The problem>
Reproduce the listing below exactly. Pictures do not belong in the copy.

Collected data>
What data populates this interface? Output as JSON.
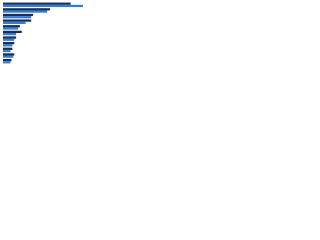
{
  "chart_data": {
    "type": "bar",
    "orientation": "horizontal",
    "categories": [
      null,
      null,
      null,
      null,
      null,
      null,
      null,
      null,
      null,
      null,
      null
    ],
    "series": [
      {
        "color": "#1c2d4f",
        "values": [
          72,
          50,
          32,
          30,
          18,
          20,
          14,
          12,
          10,
          12,
          9
        ]
      },
      {
        "color": "#2f7fd8",
        "values": [
          85,
          47,
          30,
          24,
          16,
          14,
          12,
          10,
          8,
          11,
          8
        ]
      }
    ],
    "xlim": [
      0,
      100
    ]
  }
}
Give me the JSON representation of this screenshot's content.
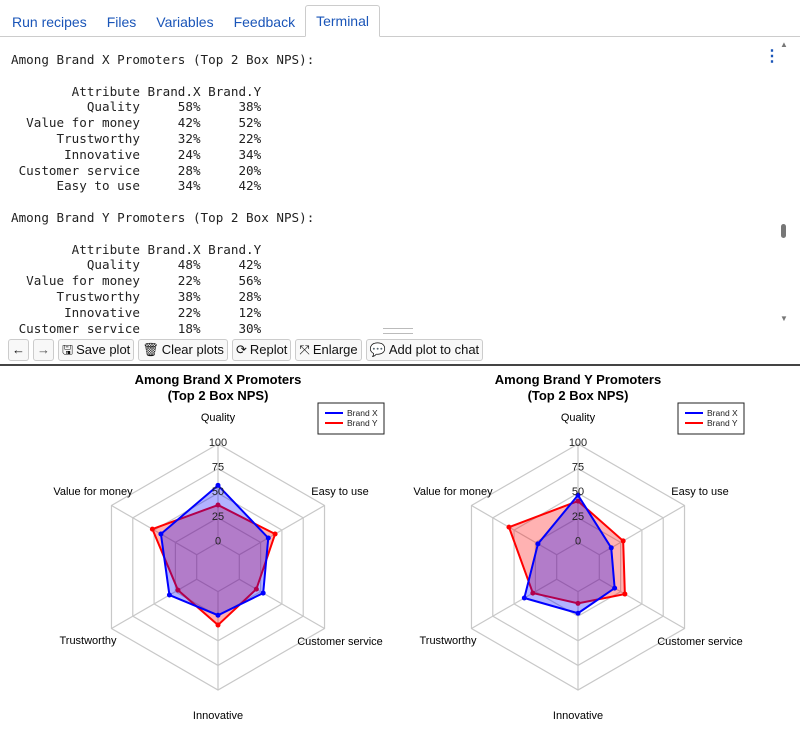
{
  "tabs": [
    "Run recipes",
    "Files",
    "Variables",
    "Feedback",
    "Terminal"
  ],
  "terminal": {
    "lines": [
      "Among Brand X Promoters (Top 2 Box NPS):",
      "",
      "        Attribute Brand.X Brand.Y",
      "          Quality     58%     38%",
      "  Value for money     42%     52%",
      "      Trustworthy     32%     22%",
      "       Innovative     24%     34%",
      " Customer service     28%     20%",
      "      Easy to use     34%     42%",
      "",
      "Among Brand Y Promoters (Top 2 Box NPS):",
      "",
      "        Attribute Brand.X Brand.Y",
      "          Quality     48%     42%",
      "  Value for money     22%     56%",
      "      Trustworthy     38%     28%",
      "       Innovative     22%     12%",
      " Customer service     18%     30%"
    ]
  },
  "toolbar": {
    "back": "←",
    "forward": "→",
    "save": "Save plot",
    "clear": "Clear plots",
    "replot": "Replot",
    "enlarge": "Enlarge",
    "add": "Add plot to chat"
  },
  "chart_data": [
    {
      "type": "radar",
      "title": "Among Brand X Promoters\n(Top 2 Box NPS)",
      "title1": "Among Brand X Promoters",
      "title2": "(Top 2 Box NPS)",
      "axes": [
        "Quality",
        "Value for money",
        "Trustworthy",
        "Innovative",
        "Customer service",
        "Easy to use"
      ],
      "ticks": [
        "0",
        "25",
        "50",
        "75",
        "100"
      ],
      "range": [
        0,
        100
      ],
      "legend_placement": "top-right",
      "series": [
        {
          "name": "Brand X",
          "color": "#0000ff",
          "values": [
            58,
            42,
            32,
            24,
            28,
            34
          ]
        },
        {
          "name": "Brand Y",
          "color": "#ff0000",
          "values": [
            38,
            52,
            22,
            34,
            20,
            42
          ]
        }
      ]
    },
    {
      "type": "radar",
      "title": "Among Brand Y Promoters\n(Top 2 Box NPS)",
      "title1": "Among Brand Y Promoters",
      "title2": "(Top 2 Box NPS)",
      "axes": [
        "Quality",
        "Value for money",
        "Trustworthy",
        "Innovative",
        "Customer service",
        "Easy to use"
      ],
      "ticks": [
        "0",
        "25",
        "50",
        "75",
        "100"
      ],
      "range": [
        0,
        100
      ],
      "legend_placement": "top-right",
      "series": [
        {
          "name": "Brand X",
          "color": "#0000ff",
          "values": [
            48,
            22,
            38,
            22,
            18,
            14
          ]
        },
        {
          "name": "Brand Y",
          "color": "#ff0000",
          "values": [
            42,
            56,
            28,
            12,
            30,
            28
          ]
        }
      ]
    }
  ]
}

Answer for this exercise>
What data populates this interface? Output as JSON.
{
  "chart_data": {
    "type": "bar",
    "orientation": "horizontal",
    "categories": [
      null,
      null,
      null,
      null,
      null,
      null,
      null,
      null,
      null,
      null,
      null
    ],
    "series": [
      {
        "color": "#1c2d4f",
        "values": [
          72,
          50,
          32,
          30,
          18,
          20,
          14,
          12,
          10,
          12,
          9
        ]
      },
      {
        "color": "#2f7fd8",
        "values": [
          85,
          47,
          30,
          24,
          16,
          14,
          12,
          10,
          8,
          11,
          8
        ]
      }
    ],
    "xlim": [
      0,
      100
    ]
  }
}
Give me the JSON representation of this screenshot's content.
{
  "tabs": [
    "Run recipes",
    "Files",
    "Variables",
    "Feedback",
    "Terminal"
  ],
  "terminal": {
    "lines": [
      "Among Brand X Promoters (Top 2 Box NPS):",
      "",
      "        Attribute Brand.X Brand.Y",
      "          Quality     58%     38%",
      "  Value for money     42%     52%",
      "      Trustworthy     32%     22%",
      "       Innovative     24%     34%",
      " Customer service     28%     20%",
      "      Easy to use     34%     42%",
      "",
      "Among Brand Y Promoters (Top 2 Box NPS):",
      "",
      "        Attribute Brand.X Brand.Y",
      "          Quality     48%     42%",
      "  Value for money     22%     56%",
      "      Trustworthy     38%     28%",
      "       Innovative     22%     12%",
      " Customer service     18%     30%"
    ]
  },
  "toolbar": {
    "back": "←",
    "forward": "→",
    "save": "Save plot",
    "clear": "Clear plots",
    "replot": "Replot",
    "enlarge": "Enlarge",
    "add": "Add plot to chat"
  },
  "chart_data": [
    {
      "type": "radar",
      "title": "Among Brand X Promoters\n(Top 2 Box NPS)",
      "title1": "Among Brand X Promoters",
      "title2": "(Top 2 Box NPS)",
      "axes": [
        "Quality",
        "Value for money",
        "Trustworthy",
        "Innovative",
        "Customer service",
        "Easy to use"
      ],
      "ticks": [
        "0",
        "25",
        "50",
        "75",
        "100"
      ],
      "range": [
        0,
        100
      ],
      "legend_placement": "top-right",
      "series": [
        {
          "name": "Brand X",
          "color": "#0000ff",
          "values": [
            58,
            42,
            32,
            24,
            28,
            34
          ]
        },
        {
          "name": "Brand Y",
          "color": "#ff0000",
          "values": [
            38,
            52,
            22,
            34,
            20,
            42
          ]
        }
      ]
    },
    {
      "type": "radar",
      "title": "Among Brand Y Promoters\n(Top 2 Box NPS)",
      "title1": "Among Brand Y Promoters",
      "title2": "(Top 2 Box NPS)",
      "axes": [
        "Quality",
        "Value for money",
        "Trustworthy",
        "Innovative",
        "Customer service",
        "Easy to use"
      ],
      "ticks": [
        "0",
        "25",
        "50",
        "75",
        "100"
      ],
      "range": [
        0,
        100
      ],
      "legend_placement": "top-right",
      "series": [
        {
          "name": "Brand X",
          "color": "#0000ff",
          "values": [
            48,
            22,
            38,
            22,
            18,
            14
          ]
        },
        {
          "name": "Brand Y",
          "color": "#ff0000",
          "values": [
            42,
            56,
            28,
            12,
            30,
            28
          ]
        }
      ]
    }
  ]
}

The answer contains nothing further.